(Data records)
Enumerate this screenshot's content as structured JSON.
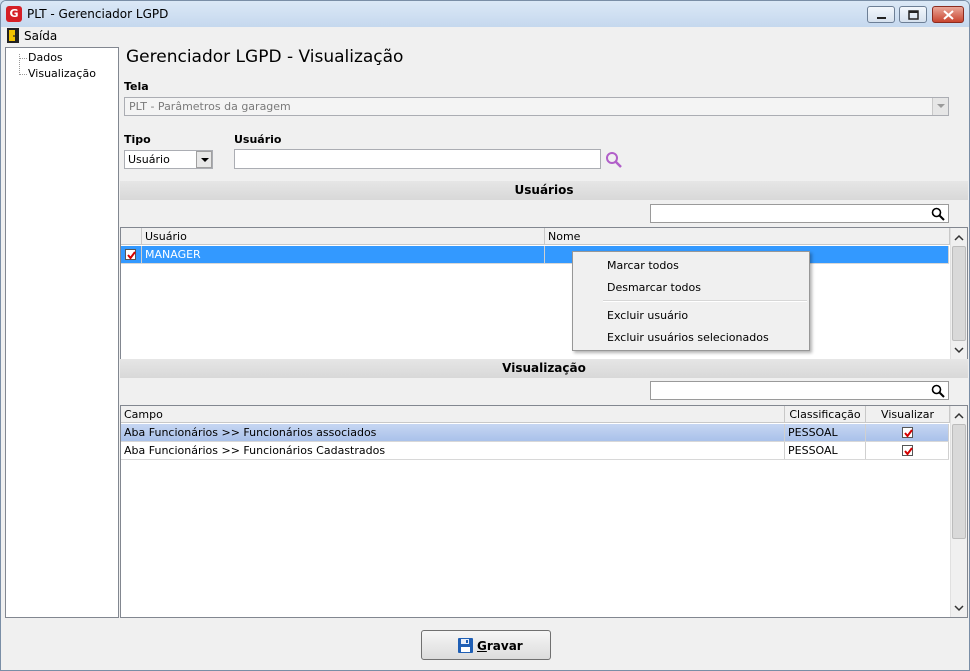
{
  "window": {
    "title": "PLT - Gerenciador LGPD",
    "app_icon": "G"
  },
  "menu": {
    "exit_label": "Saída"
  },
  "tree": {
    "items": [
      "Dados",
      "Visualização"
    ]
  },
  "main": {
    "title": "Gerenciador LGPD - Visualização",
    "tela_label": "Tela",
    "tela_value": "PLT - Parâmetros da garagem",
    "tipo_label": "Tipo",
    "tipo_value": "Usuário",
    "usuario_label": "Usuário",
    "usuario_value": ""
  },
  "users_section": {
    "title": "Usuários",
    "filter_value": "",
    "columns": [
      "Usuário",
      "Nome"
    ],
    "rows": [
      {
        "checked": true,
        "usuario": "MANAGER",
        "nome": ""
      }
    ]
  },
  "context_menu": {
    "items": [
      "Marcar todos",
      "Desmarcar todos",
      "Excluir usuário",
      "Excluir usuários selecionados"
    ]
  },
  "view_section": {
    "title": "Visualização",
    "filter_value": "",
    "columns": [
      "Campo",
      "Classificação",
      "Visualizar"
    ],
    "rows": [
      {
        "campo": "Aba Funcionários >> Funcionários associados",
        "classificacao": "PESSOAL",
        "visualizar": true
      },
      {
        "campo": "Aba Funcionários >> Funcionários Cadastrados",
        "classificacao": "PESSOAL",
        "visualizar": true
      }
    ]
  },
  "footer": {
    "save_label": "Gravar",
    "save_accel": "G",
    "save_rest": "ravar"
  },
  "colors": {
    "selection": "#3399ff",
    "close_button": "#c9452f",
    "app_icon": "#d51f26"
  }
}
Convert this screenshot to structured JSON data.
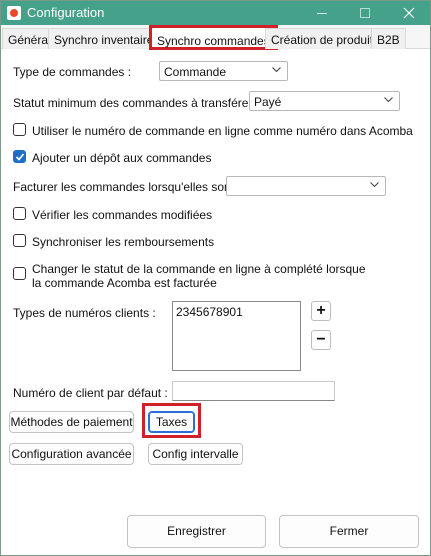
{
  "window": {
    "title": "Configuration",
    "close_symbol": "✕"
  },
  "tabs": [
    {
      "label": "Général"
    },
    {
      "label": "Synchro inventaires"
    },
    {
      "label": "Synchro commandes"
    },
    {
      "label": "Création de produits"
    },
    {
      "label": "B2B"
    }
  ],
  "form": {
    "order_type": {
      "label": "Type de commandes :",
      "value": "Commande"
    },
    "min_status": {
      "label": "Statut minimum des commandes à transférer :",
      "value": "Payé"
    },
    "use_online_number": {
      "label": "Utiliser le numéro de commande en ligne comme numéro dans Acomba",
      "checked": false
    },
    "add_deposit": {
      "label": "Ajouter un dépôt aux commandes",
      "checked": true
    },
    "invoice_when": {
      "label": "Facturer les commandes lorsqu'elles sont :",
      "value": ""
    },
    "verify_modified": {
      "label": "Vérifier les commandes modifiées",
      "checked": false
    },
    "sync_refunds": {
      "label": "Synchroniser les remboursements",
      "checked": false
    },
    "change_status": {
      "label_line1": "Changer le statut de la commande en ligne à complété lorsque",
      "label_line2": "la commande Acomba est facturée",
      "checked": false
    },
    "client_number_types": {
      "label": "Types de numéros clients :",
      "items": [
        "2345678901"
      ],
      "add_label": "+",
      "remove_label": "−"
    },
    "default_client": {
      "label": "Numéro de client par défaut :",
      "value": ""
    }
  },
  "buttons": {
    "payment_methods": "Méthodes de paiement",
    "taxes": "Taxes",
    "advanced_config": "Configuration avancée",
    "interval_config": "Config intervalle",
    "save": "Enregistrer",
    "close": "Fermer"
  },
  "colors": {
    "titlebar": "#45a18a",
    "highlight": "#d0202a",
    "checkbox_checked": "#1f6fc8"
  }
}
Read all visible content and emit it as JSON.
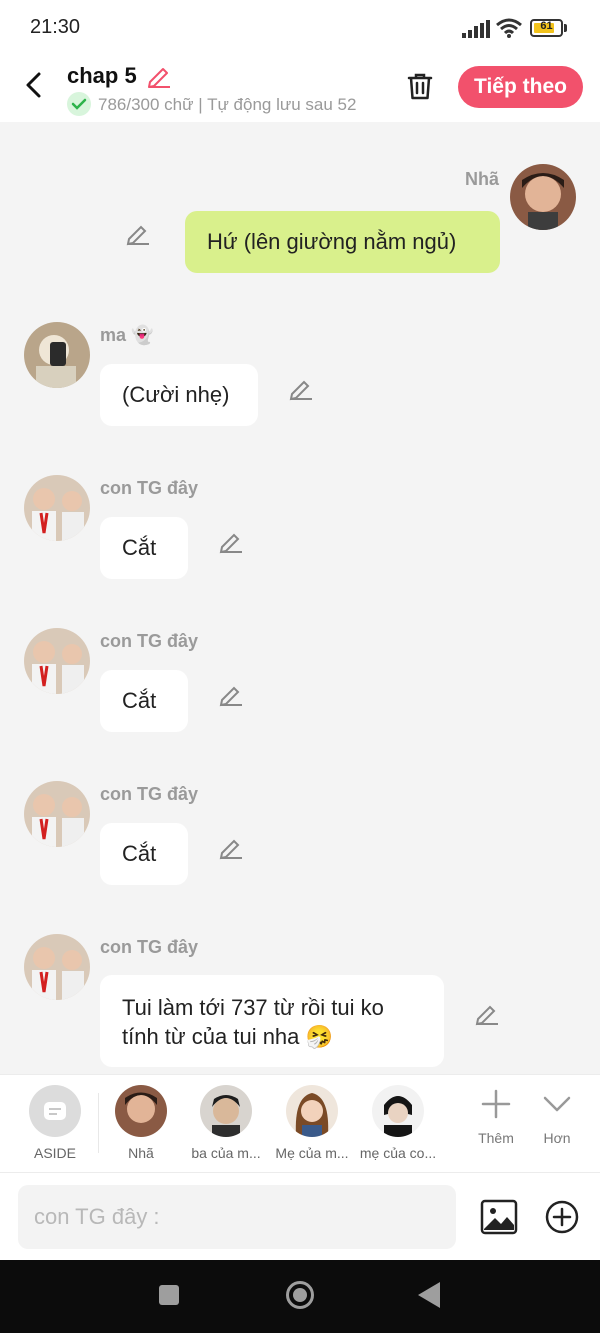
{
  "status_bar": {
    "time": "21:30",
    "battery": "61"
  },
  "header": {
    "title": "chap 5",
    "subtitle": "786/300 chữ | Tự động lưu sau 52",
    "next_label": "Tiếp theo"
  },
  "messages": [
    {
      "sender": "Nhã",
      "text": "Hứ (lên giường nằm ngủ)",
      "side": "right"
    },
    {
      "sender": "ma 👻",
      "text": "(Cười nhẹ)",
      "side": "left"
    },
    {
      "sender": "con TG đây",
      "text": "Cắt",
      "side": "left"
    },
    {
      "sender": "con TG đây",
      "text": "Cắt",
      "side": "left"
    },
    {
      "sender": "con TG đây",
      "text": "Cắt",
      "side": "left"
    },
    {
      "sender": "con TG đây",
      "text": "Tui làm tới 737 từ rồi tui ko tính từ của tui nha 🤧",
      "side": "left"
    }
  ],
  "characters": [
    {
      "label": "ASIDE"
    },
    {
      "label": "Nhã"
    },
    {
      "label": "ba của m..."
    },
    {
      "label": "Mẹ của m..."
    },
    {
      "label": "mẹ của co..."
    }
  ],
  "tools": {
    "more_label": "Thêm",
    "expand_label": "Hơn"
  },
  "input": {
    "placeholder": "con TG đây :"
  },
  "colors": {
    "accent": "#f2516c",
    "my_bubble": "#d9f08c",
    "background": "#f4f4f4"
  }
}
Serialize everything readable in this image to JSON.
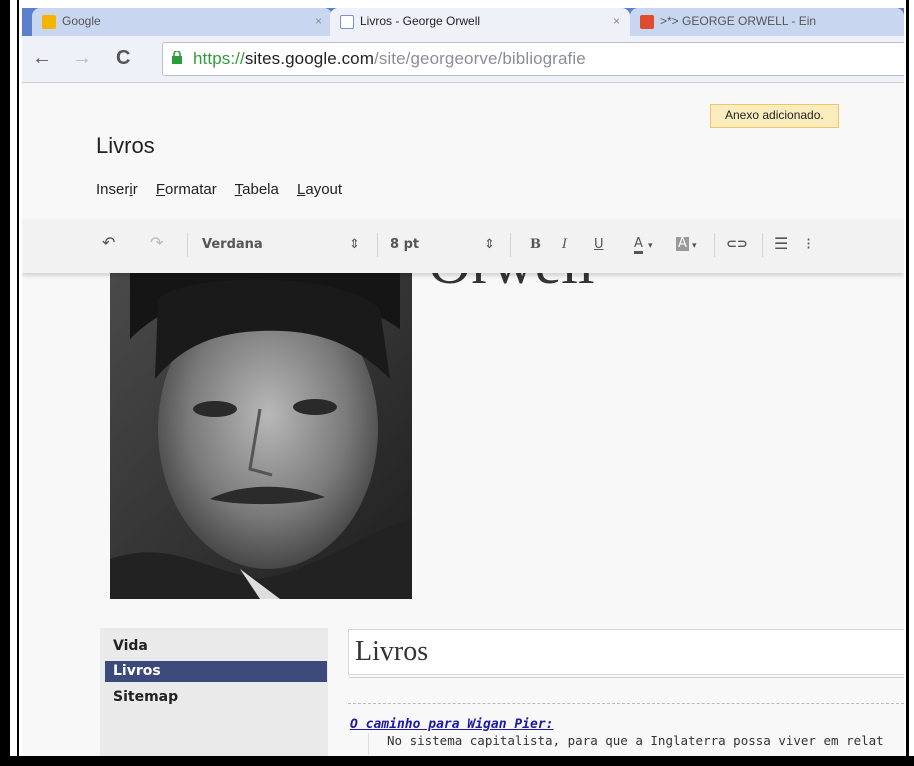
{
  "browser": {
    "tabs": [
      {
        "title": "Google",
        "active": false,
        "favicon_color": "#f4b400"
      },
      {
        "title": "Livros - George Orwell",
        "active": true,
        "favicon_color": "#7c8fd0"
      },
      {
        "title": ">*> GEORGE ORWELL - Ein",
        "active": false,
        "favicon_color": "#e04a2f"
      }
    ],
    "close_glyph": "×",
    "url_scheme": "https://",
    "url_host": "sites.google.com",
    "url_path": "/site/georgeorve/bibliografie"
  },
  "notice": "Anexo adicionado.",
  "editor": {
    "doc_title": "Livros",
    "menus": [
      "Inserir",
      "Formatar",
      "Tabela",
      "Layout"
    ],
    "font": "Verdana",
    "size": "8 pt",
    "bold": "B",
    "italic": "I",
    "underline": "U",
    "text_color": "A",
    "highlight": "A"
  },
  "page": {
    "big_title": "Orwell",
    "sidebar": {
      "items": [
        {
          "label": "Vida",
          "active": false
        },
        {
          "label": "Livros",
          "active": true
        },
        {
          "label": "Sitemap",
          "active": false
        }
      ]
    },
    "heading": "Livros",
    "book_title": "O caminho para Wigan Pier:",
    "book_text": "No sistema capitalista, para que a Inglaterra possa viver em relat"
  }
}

**WHAT IS NEEDED**
All of the records above must be copied exactly, except for the pictures.

**WRITTEN REPLY**
Enumerate this screenshot's content as structured JSON.
{
  "window": {
    "title": "PLT - Gerenciador LGPD",
    "app_icon": "G"
  },
  "menu": {
    "exit_label": "Saída"
  },
  "tree": {
    "items": [
      "Dados",
      "Visualização"
    ]
  },
  "main": {
    "title": "Gerenciador LGPD - Visualização",
    "tela_label": "Tela",
    "tela_value": "PLT - Parâmetros da garagem",
    "tipo_label": "Tipo",
    "tipo_value": "Usuário",
    "usuario_label": "Usuário",
    "usuario_value": ""
  },
  "users_section": {
    "title": "Usuários",
    "filter_value": "",
    "columns": [
      "Usuário",
      "Nome"
    ],
    "rows": [
      {
        "checked": true,
        "usuario": "MANAGER",
        "nome": ""
      }
    ]
  },
  "context_menu": {
    "items": [
      "Marcar todos",
      "Desmarcar todos",
      "Excluir usuário",
      "Excluir usuários selecionados"
    ]
  },
  "view_section": {
    "title": "Visualização",
    "filter_value": "",
    "columns": [
      "Campo",
      "Classificação",
      "Visualizar"
    ],
    "rows": [
      {
        "campo": "Aba Funcionários >> Funcionários associados",
        "classificacao": "PESSOAL",
        "visualizar": true
      },
      {
        "campo": "Aba Funcionários >> Funcionários Cadastrados",
        "classificacao": "PESSOAL",
        "visualizar": true
      }
    ]
  },
  "footer": {
    "save_label": "Gravar",
    "save_accel": "G",
    "save_rest": "ravar"
  },
  "colors": {
    "selection": "#3399ff",
    "close_button": "#c9452f",
    "app_icon": "#d51f26"
  }
}
Convert this screenshot to structured JSON data.
{
  "window": {
    "title": "Configuration",
    "close_symbol": "✕"
  },
  "tabs": [
    {
      "label": "Général"
    },
    {
      "label": "Synchro inventaires"
    },
    {
      "label": "Synchro commandes"
    },
    {
      "label": "Création de produits"
    },
    {
      "label": "B2B"
    }
  ],
  "form": {
    "order_type": {
      "label": "Type de commandes :",
      "value": "Commande"
    },
    "min_status": {
      "label": "Statut minimum des commandes à transférer :",
      "value": "Payé"
    },
    "use_online_number": {
      "label": "Utiliser le numéro de commande en ligne comme numéro dans Acomba",
      "checked": false
    },
    "add_deposit": {
      "label": "Ajouter un dépôt aux commandes",
      "checked": true
    },
    "invoice_when": {
      "label": "Facturer les commandes lorsqu'elles sont :",
      "value": ""
    },
    "verify_modified": {
      "label": "Vérifier les commandes modifiées",
      "checked": false
    },
    "sync_refunds": {
      "label": "Synchroniser les remboursements",
      "checked": false
    },
    "change_status": {
      "label_line1": "Changer le statut de la commande en ligne à complété lorsque",
      "label_line2": "la commande Acomba est facturée",
      "checked": false
    },
    "client_number_types": {
      "label": "Types de numéros clients :",
      "items": [
        "2345678901"
      ],
      "add_label": "+",
      "remove_label": "−"
    },
    "default_client": {
      "label": "Numéro de client par défaut :",
      "value": ""
    }
  },
  "buttons": {
    "payment_methods": "Méthodes de paiement",
    "taxes": "Taxes",
    "advanced_config": "Configuration avancée",
    "interval_config": "Config intervalle",
    "save": "Enregistrer",
    "close": "Fermer"
  },
  "colors": {
    "titlebar": "#45a18a",
    "highlight": "#d0202a",
    "checkbox_checked": "#1f6fc8"
  }
}
Read all visible content and emit it as JSON.
{
  "status_bar": {
    "time": "21:30",
    "battery": "61"
  },
  "header": {
    "title": "chap 5",
    "subtitle": "786/300 chữ | Tự động lưu sau 52",
    "next_label": "Tiếp theo"
  },
  "messages": [
    {
      "sender": "Nhã",
      "text": "Hứ (lên giường nằm ngủ)",
      "side": "right"
    },
    {
      "sender": "ma 👻",
      "text": "(Cười nhẹ)",
      "side": "left"
    },
    {
      "sender": "con TG đây",
      "text": "Cắt",
      "side": "left"
    },
    {
      "sender": "con TG đây",
      "text": "Cắt",
      "side": "left"
    },
    {
      "sender": "con TG đây",
      "text": "Cắt",
      "side": "left"
    },
    {
      "sender": "con TG đây",
      "text": "Tui làm tới 737 từ rồi tui ko tính từ của tui nha 🤧",
      "side": "left"
    }
  ],
  "characters": [
    {
      "label": "ASIDE"
    },
    {
      "label": "Nhã"
    },
    {
      "label": "ba của m..."
    },
    {
      "label": "Mẹ của m..."
    },
    {
      "label": "mẹ của co..."
    }
  ],
  "tools": {
    "more_label": "Thêm",
    "expand_label": "Hơn"
  },
  "input": {
    "placeholder": "con TG đây :"
  },
  "colors": {
    "accent": "#f2516c",
    "my_bubble": "#d9f08c",
    "background": "#f4f4f4"
  }
}
Serialize everything readable in this image to JSON.
{
  "browser": {
    "tabs": [
      {
        "title": "Google",
        "active": false,
        "favicon_color": "#f4b400"
      },
      {
        "title": "Livros - George Orwell",
        "active": true,
        "favicon_color": "#7c8fd0"
      },
      {
        "title": ">*> GEORGE ORWELL - Ein",
        "active": false,
        "favicon_color": "#e04a2f"
      }
    ],
    "close_glyph": "×",
    "url_scheme": "https://",
    "url_host": "sites.google.com",
    "url_path": "/site/georgeorve/bibliografie"
  },
  "notice": "Anexo adicionado.",
  "editor": {
    "doc_title": "Livros",
    "menus": [
      "Inserir",
      "Formatar",
      "Tabela",
      "Layout"
    ],
    "font": "Verdana",
    "size": "8 pt",
    "bold": "B",
    "italic": "I",
    "underline": "U",
    "text_color": "A",
    "highlight": "A"
  },
  "page": {
    "big_title": "Orwell",
    "sidebar": {
      "items": [
        {
          "label": "Vida",
          "active": false
        },
        {
          "label": "Livros",
          "active": true
        },
        {
          "label": "Sitemap",
          "active": false
        }
      ]
    },
    "heading": "Livros",
    "book_title": "O caminho para Wigan Pier:",
    "book_text": "No sistema capitalista, para que a Inglaterra possa viver em relat"
  }
}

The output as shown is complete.